> Zielsetzung A: Führen Sie jede der unten stehenden Zeilen vollständig auf, in der die Zeichenfolge „파워스티어링“ vorkommt.

Nach 12 Stunden und einigen Turbulenzen, in denen ich einige Male dachte wir stürzten ab, bin ich schließlich im Flughafen São Paulo angekommen, dazu noch dem größten Flughafen Brasiliens. Durch eine 2-stündige Verspätung meines ersten Flugs verpasste ich hier meinen Anschlussflug und musste mit den Leuten am Schalter reden, die eher nur gebrochen Englisch konnten. Allerdings habe ich schon hier bereits mitbekommen, wie freundlich die Brasilianer sind, selbst an einem überfüllten Flughafen. Irgendwie konnten die Mitarbeiter mir dort schließlich einen Ersatzflug verschaffen und nach Stunden des Wartens (insgesamt 8 Stunden Aufenthaltszeit im São Paulo Flughafen) und einer weiteren Stunde Flug, kam ich schließlich in Curitiba an.
Brasilien besteht insgesamt aus 26 Bundesstaaten und ich befinde mich in Paraná, das relativ im Süden gelegen ist. Curitiba ist deren Hauptstadt und mit seinen rund 1,7 Millionen Einwohnern gerade mal die 8. Größte Stadt Brasiliens. Zusammen mit meinen Gasteltern blieben wir dort für einen weiteren Tag, um uns die Sehenswürdigkeiten Curitibas anzusehen.
Nach einer 7-stündigen Fahrt, die in Brasilien-Relation noch kurz ist und in der ich unter anderem den brasilianischen Straßenverkehrt inklusive der anderen interessanten Sicherheitsregeln kennenlernen durfte, kamen wir schließlich in Francisco Beltrão an, der 100.000-Leute Stadt, in der ich meinen ganzen Austausch verbringen werde. Für mich war es schon eine mehr oder wenige große Umstellung, von einem 3.000-Einwohner Dorf in eine Stadt mit mehreren 10-Tausenden Menschen zu kommen. Allerdings lachen mich die Leute hier immer noch aus, wenn ich sage, dass Francisco Beltrão für mich groß ist.

> Zielsetzung B: Schreiben Sie den obigen Erfahrungsbericht über die Ankunft in Brasilien im Anschluss an seinen letzten Satz weiter.

> Daten zur Übung:

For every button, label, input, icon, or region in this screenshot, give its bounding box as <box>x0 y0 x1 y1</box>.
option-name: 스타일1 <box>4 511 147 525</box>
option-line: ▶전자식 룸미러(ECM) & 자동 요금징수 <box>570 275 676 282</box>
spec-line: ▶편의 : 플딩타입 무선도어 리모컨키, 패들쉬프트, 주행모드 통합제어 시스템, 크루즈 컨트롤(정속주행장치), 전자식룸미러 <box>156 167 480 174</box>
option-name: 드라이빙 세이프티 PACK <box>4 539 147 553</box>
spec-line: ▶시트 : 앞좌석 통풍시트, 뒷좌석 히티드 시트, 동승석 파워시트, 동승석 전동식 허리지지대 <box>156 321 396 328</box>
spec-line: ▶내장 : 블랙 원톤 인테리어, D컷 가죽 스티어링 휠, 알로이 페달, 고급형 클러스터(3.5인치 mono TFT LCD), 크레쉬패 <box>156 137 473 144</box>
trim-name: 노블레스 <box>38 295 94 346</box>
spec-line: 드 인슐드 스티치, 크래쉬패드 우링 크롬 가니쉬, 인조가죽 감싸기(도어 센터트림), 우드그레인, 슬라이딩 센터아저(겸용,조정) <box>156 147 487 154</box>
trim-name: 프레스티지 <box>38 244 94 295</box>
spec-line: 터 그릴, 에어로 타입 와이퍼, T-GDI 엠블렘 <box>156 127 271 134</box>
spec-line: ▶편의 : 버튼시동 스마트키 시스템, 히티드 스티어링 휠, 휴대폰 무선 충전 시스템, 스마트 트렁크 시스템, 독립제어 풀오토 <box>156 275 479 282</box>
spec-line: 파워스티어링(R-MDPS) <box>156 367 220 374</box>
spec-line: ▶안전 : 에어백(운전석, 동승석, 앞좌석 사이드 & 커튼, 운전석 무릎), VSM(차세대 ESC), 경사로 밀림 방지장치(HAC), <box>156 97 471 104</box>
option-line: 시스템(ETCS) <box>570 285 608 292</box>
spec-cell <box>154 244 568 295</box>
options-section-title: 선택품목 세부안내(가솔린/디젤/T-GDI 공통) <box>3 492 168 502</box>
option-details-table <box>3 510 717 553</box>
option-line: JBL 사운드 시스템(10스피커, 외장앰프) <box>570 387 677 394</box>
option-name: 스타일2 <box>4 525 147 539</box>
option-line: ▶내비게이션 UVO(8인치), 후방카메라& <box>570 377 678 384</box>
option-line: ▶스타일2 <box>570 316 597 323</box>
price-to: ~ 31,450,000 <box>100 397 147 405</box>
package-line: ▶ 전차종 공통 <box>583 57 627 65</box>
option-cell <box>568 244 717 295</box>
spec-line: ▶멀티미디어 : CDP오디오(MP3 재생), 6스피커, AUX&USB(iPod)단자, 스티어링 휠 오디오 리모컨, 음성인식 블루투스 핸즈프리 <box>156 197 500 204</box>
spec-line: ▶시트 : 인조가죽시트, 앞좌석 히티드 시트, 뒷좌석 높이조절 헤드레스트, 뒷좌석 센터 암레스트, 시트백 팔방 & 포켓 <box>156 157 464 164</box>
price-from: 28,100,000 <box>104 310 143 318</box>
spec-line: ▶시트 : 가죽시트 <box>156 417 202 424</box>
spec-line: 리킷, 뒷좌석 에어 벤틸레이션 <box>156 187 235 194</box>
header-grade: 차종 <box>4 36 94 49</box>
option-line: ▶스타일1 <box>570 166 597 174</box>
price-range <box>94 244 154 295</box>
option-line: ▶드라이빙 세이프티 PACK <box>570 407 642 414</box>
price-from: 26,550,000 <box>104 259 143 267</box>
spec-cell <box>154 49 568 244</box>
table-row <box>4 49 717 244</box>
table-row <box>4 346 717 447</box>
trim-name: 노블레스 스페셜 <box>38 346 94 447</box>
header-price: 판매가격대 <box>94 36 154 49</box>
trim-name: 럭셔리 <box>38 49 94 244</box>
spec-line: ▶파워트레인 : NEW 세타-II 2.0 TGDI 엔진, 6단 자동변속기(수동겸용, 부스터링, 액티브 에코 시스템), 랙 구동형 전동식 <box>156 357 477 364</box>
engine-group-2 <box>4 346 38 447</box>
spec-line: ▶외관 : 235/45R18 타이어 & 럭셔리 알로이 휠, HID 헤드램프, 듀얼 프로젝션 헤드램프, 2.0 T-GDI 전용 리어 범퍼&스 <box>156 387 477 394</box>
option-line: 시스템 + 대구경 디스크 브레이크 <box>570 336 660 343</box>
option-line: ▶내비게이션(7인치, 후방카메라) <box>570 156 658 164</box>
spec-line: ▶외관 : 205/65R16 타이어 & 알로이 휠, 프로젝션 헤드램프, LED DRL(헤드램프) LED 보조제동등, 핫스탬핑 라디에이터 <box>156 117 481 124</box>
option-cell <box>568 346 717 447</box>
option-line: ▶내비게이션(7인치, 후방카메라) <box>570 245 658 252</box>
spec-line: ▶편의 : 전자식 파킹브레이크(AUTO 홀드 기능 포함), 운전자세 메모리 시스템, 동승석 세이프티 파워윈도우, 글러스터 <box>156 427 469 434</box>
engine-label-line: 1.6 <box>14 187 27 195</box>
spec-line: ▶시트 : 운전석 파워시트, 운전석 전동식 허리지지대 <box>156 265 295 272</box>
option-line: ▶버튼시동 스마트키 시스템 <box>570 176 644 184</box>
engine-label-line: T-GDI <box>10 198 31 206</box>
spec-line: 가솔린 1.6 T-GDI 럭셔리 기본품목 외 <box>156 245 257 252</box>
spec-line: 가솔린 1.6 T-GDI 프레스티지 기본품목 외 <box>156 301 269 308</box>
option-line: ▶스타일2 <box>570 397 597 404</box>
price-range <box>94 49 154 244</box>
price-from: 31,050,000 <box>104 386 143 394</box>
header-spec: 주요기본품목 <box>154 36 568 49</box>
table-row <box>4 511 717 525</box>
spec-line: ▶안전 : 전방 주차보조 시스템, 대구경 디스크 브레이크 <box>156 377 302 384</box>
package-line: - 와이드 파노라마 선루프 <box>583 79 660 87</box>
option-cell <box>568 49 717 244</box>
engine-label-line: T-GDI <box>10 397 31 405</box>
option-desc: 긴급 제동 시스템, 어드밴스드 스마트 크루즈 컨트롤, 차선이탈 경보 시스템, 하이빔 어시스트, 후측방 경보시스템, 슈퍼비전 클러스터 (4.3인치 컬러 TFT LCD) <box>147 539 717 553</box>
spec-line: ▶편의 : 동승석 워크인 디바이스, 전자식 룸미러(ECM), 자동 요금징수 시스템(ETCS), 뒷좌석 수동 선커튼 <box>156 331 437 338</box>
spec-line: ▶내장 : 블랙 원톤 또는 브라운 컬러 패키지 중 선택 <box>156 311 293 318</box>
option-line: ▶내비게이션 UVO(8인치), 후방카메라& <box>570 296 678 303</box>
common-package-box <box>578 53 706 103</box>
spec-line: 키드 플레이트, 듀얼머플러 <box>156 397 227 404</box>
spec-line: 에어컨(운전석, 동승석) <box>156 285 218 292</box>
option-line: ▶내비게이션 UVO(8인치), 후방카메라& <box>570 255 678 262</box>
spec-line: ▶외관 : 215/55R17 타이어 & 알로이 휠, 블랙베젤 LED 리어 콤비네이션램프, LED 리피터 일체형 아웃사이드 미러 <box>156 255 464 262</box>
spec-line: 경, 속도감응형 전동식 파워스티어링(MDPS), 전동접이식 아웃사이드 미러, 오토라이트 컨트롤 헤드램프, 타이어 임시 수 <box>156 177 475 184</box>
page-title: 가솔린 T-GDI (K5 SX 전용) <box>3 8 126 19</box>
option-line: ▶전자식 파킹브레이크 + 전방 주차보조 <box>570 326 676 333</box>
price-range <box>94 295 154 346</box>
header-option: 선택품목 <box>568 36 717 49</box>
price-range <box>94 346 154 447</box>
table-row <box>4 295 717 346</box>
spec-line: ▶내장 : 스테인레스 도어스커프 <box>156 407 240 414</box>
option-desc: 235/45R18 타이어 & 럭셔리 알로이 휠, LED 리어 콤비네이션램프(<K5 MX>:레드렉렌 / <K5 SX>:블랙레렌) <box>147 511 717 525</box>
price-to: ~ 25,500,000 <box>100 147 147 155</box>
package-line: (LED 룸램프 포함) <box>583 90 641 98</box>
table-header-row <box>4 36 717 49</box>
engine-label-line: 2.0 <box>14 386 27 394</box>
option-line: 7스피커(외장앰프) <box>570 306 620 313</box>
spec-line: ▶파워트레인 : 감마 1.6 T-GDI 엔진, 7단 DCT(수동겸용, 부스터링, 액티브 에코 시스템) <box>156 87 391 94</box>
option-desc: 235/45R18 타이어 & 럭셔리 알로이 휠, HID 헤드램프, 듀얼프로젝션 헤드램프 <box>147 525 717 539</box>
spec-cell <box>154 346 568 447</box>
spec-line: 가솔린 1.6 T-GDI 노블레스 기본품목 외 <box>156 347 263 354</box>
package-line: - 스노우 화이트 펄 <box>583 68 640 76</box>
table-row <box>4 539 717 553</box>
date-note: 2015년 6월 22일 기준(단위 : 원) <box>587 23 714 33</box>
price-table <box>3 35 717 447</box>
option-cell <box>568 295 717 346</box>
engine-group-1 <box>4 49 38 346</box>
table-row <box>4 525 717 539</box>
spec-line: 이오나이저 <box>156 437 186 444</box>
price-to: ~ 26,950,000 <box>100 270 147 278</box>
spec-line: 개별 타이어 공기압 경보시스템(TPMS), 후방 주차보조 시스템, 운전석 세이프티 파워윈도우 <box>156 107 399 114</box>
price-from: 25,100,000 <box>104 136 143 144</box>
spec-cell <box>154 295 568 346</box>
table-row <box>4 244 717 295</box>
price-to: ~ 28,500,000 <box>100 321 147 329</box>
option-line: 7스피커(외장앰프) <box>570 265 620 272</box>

> Ausgabe A:
spec-line: 파워스티어링(R-MDPS) <box>156 367 220 374</box>
spec-line: 경, 속도감응형 전동식 파워스티어링(MDPS), 전동접이식 아웃사이드 미러, 오토라이트 컨트롤 헤드램프, 타이어 임시 수 <box>156 177 475 184</box>

> Ausgabe B:
Was fasziniert mich hier in Brasilien bis jetzt am Meisten?
Ich muss sagen, dass vor allem die Menschen hier mich sehr bewundern. Im Gegensatz zu Deutschen, die den Ruf haben vielleicht ein klein wenig verschlossen zu sein, ist das in Brasilien nicht der Fall. Von allen hier wurde ich so herzlich begrüßt, wie ich es mir nie hätte vorstellen können. Kommt als Deutsche oder andere Ausländer nach Brasilien, und ihr werdet mit offen Armen empfangen, begleitet mit tausenden Fragen über das Land aus dem ihr seid und den Fragen, ob euch Brasilien gefällt. Wer hier mit „nein“ antwortet, dem würde wahrscheinlich auch verziehen.
Aufgrund dieser Offenheit und Herzlichkeit der Menschen hatte ich auch keine Schwierigkeiten schnell viele verschiedene Freunde zu gewinnen, sei es in oder außerhalb der Schule.
Trotzdem würde ich lügen, wenn ich sagen würde, die ganze Zeit hier ohne Probleme zu verbringen.
Schwierigkeiten im Austauschjahr
Es ist in einem Austausch leider sehr normal dass es immer wieder Hochs und Tiefs gibt, und obwohl zum Glück bei mir die Hochs mit einer Vielzahl überwiegen, muss man verstehen, dass es völlig normal ist auch Tage zu haben, die schwieriger sind.
Es ist völlig normal am Ende eines Tages einfach kaputt ins Bett zu fallen. Es ist völlig normal es Leid zu sein, den ganzen Tag in der Schule zu sitzen und niemanden zu verstehen, so wie es mir den ersten Monat ging. Inzwischen kann ich mich glücklich schätzen die Sprache schon so gut zu beherrschen, dass ich in der Lage bin so gut wie alles zu verstehen und mich ohne große Probleme auch alleine verständigen zu können.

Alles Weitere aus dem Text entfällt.